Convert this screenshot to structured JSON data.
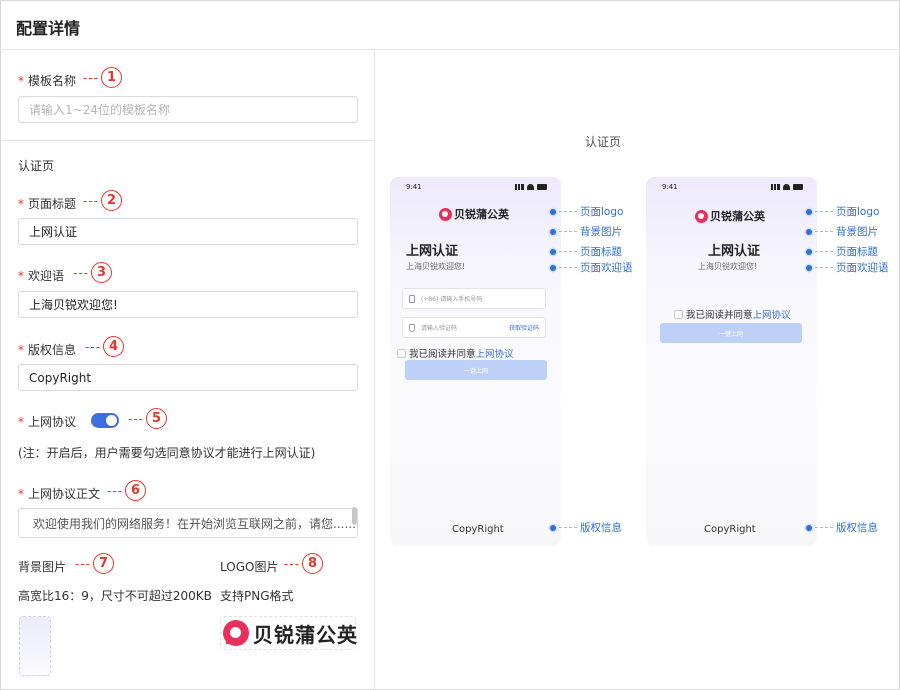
{
  "header": {
    "title": "配置详情"
  },
  "form": {
    "template_name": {
      "label": "模板名称",
      "placeholder": "请输入1~24位的模板名称",
      "marker": "1"
    },
    "section_title": "认证页",
    "page_title": {
      "label": "页面标题",
      "value": "上网认证",
      "marker": "2"
    },
    "welcome": {
      "label": "欢迎语",
      "value": "上海贝锐欢迎您!",
      "marker": "3"
    },
    "copyright": {
      "label": "版权信息",
      "value": "CopyRight",
      "marker": "4"
    },
    "protocol": {
      "label": "上网协议",
      "enabled": true,
      "marker": "5",
      "note": "(注：开启后，用户需要勾选同意协议才能进行上网认证)"
    },
    "protocol_text": {
      "label": "上网协议正文",
      "value": "欢迎使用我们的网络服务！在开始浏览互联网之前，请您......",
      "marker": "6"
    },
    "bg_image": {
      "label": "背景图片",
      "marker": "7",
      "hint": "高宽比16：9，尺寸不可超过200KB"
    },
    "logo_image": {
      "label": "LOGO图片",
      "marker": "8",
      "hint": "支持PNG格式",
      "logo_text": "贝锐蒲公英"
    },
    "required_mark": "*",
    "dashes": "---"
  },
  "preview": {
    "title": "认证页",
    "phone_time": "9:41",
    "logo_text": "贝锐蒲公英",
    "page_title": "上网认证",
    "welcome": "上海贝锐欢迎您!",
    "phone_placeholder": "(+86) 请输入手机号码",
    "code_placeholder": "请输入验证码",
    "get_code": "获取验证码",
    "agree_prefix": "我已阅读并同意",
    "agree_link": "上网协议",
    "connect_button": "一键上网",
    "copyright": "CopyRight",
    "callouts": {
      "logo": "页面logo",
      "bg": "背景图片",
      "title": "页面标题",
      "welcome": "页面欢迎语",
      "copyright": "版权信息"
    }
  },
  "colors": {
    "accent": "#3b6fe0",
    "marker": "#e8352b",
    "callout": "#2f6fd6",
    "logo": "#ea2f5d"
  }
}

WHAT TO PRODUCE:
Copy the material shown above in full and exactly. Skip the pictures.

TASK OUTPUT:
Convert this screenshot to structured JSON data.
{
  "header": {
    "title": "配置详情"
  },
  "form": {
    "template_name": {
      "label": "模板名称",
      "placeholder": "请输入1~24位的模板名称",
      "marker": "1"
    },
    "section_title": "认证页",
    "page_title": {
      "label": "页面标题",
      "value": "上网认证",
      "marker": "2"
    },
    "welcome": {
      "label": "欢迎语",
      "value": "上海贝锐欢迎您!",
      "marker": "3"
    },
    "copyright": {
      "label": "版权信息",
      "value": "CopyRight",
      "marker": "4"
    },
    "protocol": {
      "label": "上网协议",
      "enabled": true,
      "marker": "5",
      "note": "(注：开启后，用户需要勾选同意协议才能进行上网认证)"
    },
    "protocol_text": {
      "label": "上网协议正文",
      "value": "欢迎使用我们的网络服务！在开始浏览互联网之前，请您......",
      "marker": "6"
    },
    "bg_image": {
      "label": "背景图片",
      "marker": "7",
      "hint": "高宽比16：9，尺寸不可超过200KB"
    },
    "logo_image": {
      "label": "LOGO图片",
      "marker": "8",
      "hint": "支持PNG格式",
      "logo_text": "贝锐蒲公英"
    },
    "required_mark": "*",
    "dashes": "---"
  },
  "preview": {
    "title": "认证页",
    "phone_time": "9:41",
    "logo_text": "贝锐蒲公英",
    "page_title": "上网认证",
    "welcome": "上海贝锐欢迎您!",
    "phone_placeholder": "(+86) 请输入手机号码",
    "code_placeholder": "请输入验证码",
    "get_code": "获取验证码",
    "agree_prefix": "我已阅读并同意",
    "agree_link": "上网协议",
    "connect_button": "一键上网",
    "copyright": "CopyRight",
    "callouts": {
      "logo": "页面logo",
      "bg": "背景图片",
      "title": "页面标题",
      "welcome": "页面欢迎语",
      "copyright": "版权信息"
    }
  },
  "colors": {
    "accent": "#3b6fe0",
    "marker": "#e8352b",
    "callout": "#2f6fd6",
    "logo": "#ea2f5d"
  }
}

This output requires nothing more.